**Task**
Copy out all lines of the records in which the word "merely" appears.

**Data entries**
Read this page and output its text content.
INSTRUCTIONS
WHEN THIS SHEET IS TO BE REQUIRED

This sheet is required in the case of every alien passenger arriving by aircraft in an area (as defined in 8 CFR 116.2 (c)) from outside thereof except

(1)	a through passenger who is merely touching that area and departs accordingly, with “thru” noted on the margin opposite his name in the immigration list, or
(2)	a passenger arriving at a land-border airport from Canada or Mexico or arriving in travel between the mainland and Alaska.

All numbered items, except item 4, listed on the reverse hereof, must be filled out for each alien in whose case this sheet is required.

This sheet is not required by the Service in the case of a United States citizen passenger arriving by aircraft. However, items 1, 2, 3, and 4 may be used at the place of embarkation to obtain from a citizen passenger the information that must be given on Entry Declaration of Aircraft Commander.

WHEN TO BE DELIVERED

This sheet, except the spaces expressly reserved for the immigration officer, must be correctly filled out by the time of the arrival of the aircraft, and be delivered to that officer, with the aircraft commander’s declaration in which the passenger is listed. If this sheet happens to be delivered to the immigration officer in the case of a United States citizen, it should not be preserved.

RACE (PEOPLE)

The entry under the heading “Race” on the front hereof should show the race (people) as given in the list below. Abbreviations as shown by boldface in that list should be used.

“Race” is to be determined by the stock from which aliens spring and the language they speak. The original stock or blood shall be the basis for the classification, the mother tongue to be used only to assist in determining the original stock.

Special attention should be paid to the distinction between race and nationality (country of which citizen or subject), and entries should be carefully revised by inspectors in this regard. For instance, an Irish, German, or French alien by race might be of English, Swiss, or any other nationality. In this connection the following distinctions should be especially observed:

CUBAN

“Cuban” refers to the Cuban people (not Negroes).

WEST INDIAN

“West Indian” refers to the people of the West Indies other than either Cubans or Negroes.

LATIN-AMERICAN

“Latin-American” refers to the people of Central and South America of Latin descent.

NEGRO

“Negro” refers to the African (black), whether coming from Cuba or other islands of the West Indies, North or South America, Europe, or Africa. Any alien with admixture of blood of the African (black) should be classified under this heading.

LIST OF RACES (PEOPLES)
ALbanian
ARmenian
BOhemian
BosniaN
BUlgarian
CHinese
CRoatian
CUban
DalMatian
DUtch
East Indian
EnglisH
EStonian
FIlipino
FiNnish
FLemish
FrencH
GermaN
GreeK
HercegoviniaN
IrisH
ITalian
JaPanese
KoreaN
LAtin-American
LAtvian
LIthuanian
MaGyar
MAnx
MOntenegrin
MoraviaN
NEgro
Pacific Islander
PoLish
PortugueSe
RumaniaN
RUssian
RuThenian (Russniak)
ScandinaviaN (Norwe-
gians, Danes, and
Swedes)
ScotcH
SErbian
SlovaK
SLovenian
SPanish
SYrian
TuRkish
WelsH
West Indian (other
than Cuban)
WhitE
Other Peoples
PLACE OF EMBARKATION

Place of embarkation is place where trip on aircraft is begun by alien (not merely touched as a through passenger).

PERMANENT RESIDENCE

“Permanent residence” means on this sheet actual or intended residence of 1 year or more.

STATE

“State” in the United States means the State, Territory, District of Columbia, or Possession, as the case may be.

**Task answer**
(1)	a through passenger who is merely touching that area and departs accordingly, with “thru” noted on the margin opposite his name in the immigration list, or
Place of embarkation is place where trip on aircraft is begun by alien (not merely touched as a through passenger).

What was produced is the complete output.